Data entries
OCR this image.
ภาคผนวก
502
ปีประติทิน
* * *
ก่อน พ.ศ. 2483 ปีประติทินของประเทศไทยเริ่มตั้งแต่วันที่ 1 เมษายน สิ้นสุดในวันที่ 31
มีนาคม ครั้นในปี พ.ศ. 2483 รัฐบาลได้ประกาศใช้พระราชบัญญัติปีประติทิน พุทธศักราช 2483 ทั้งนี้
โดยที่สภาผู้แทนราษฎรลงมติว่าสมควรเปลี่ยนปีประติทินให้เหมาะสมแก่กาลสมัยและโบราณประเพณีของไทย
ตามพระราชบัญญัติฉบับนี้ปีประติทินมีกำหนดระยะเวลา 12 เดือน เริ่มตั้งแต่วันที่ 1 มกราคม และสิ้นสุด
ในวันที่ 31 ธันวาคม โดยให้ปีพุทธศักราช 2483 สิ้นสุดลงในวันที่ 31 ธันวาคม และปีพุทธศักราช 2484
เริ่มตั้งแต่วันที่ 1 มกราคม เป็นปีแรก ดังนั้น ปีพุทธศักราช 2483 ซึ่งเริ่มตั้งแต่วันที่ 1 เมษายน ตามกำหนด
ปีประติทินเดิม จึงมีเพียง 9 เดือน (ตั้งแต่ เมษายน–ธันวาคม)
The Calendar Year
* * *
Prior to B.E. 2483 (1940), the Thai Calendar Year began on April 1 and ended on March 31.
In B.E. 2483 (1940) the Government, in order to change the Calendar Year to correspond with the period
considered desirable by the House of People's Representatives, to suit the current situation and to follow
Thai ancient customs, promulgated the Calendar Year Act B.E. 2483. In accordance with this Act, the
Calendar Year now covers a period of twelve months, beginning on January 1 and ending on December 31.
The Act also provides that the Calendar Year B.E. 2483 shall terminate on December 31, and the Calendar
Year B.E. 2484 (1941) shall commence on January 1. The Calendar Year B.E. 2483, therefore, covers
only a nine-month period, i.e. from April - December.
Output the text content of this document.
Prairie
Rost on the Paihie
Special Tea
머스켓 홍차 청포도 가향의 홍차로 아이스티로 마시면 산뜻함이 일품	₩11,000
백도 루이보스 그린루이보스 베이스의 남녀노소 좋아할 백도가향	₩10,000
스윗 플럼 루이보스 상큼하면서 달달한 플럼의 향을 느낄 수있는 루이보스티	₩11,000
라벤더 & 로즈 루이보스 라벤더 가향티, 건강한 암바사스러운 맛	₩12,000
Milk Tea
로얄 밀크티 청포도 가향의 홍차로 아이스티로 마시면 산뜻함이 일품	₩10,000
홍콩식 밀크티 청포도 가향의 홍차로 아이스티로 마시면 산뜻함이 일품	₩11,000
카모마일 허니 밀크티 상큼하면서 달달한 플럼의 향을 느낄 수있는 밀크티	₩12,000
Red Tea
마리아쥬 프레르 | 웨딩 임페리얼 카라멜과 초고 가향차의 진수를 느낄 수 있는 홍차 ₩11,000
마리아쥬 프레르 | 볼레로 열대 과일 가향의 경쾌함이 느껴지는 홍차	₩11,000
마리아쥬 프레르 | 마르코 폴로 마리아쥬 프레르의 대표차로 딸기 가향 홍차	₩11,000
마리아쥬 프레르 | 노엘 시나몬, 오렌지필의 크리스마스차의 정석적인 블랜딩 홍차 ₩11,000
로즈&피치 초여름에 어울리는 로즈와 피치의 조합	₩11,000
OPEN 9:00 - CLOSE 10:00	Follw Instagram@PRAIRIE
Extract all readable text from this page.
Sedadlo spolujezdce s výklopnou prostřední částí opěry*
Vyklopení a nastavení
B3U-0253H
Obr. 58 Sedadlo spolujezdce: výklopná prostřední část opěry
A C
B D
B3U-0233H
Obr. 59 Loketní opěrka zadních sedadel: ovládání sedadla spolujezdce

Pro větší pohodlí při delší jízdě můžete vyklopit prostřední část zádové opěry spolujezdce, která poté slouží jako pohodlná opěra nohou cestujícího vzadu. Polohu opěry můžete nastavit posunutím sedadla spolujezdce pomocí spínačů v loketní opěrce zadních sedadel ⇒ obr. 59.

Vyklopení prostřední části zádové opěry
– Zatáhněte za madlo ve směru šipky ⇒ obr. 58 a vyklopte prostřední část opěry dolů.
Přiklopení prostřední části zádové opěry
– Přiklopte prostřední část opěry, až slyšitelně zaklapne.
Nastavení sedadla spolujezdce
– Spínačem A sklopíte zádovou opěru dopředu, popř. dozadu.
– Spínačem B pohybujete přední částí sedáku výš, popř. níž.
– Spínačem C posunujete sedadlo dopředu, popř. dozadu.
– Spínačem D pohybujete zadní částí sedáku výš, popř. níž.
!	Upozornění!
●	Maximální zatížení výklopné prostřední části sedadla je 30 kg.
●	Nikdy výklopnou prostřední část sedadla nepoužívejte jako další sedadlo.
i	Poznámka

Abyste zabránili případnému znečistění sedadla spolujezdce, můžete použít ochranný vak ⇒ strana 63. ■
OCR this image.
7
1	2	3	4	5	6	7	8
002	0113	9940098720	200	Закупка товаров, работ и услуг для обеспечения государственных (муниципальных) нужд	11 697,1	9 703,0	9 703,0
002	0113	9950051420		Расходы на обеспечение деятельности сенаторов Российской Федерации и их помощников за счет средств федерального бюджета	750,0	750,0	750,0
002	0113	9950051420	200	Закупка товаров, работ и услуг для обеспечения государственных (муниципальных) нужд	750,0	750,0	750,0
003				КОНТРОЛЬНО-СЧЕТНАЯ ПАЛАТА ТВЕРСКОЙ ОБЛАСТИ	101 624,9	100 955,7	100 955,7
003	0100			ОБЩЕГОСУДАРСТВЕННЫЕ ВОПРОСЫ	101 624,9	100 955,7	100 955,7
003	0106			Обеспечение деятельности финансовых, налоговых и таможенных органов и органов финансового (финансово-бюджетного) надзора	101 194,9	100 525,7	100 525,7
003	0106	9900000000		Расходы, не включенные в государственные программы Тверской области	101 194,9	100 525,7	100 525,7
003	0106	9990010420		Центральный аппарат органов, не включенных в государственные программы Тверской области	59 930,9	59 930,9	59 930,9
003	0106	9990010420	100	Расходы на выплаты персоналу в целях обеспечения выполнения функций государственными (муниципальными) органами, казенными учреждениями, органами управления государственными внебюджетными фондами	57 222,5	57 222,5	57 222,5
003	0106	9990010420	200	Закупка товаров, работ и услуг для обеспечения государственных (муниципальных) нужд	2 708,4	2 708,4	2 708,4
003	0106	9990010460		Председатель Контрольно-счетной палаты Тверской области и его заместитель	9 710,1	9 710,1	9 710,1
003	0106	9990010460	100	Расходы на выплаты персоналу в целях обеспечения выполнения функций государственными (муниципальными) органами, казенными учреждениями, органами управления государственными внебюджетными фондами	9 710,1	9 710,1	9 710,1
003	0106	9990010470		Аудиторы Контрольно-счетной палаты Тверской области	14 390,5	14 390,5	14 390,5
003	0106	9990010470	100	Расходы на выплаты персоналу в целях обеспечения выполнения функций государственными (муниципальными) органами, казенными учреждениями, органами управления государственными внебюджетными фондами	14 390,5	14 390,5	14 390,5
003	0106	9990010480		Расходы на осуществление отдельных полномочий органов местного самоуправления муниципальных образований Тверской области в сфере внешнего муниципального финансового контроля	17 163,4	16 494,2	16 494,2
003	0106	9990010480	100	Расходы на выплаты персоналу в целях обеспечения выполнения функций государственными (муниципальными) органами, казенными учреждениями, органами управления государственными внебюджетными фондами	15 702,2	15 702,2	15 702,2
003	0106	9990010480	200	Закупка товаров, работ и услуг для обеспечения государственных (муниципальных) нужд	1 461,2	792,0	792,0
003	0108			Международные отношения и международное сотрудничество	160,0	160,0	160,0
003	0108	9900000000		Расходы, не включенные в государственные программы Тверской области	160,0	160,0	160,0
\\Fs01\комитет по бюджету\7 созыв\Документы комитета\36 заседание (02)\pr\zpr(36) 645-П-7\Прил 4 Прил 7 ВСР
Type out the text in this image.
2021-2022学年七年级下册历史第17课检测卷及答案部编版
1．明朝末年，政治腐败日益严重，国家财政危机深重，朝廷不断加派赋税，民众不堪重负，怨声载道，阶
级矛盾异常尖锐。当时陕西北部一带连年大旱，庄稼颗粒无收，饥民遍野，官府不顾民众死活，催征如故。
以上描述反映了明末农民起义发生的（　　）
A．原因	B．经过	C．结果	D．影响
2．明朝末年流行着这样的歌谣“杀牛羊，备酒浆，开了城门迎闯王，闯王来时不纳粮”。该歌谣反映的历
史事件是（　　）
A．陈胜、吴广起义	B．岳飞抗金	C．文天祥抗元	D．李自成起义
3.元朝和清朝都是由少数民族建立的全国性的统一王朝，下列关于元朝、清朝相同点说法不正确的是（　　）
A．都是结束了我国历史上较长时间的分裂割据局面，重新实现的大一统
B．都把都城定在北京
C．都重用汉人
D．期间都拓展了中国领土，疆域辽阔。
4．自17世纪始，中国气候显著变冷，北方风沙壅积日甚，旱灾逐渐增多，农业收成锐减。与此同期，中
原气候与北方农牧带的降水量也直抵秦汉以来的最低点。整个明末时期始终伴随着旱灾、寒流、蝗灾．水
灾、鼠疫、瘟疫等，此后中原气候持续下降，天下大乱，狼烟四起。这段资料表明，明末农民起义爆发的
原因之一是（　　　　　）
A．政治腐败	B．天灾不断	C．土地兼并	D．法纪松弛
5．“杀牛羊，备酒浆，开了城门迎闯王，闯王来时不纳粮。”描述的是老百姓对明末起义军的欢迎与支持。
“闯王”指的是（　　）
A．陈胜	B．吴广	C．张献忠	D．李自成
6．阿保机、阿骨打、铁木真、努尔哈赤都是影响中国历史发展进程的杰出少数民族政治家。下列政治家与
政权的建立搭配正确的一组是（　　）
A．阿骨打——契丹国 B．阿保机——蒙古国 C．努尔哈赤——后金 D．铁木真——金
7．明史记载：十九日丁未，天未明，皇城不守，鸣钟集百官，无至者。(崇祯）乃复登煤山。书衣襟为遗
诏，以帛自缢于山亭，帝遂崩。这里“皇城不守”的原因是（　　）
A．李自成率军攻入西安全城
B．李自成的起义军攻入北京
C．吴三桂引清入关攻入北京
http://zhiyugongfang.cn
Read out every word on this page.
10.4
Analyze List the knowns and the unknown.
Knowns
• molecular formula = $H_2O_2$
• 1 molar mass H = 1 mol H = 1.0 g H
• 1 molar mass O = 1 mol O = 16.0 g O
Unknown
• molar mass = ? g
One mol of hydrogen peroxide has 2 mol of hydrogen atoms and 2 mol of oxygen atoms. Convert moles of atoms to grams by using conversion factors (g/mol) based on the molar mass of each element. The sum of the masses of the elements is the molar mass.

> **REQUEST**
Of the lines in this data, how many contain "částí"? Reply with only the number.

> **EXERCISE RESPONSE**
3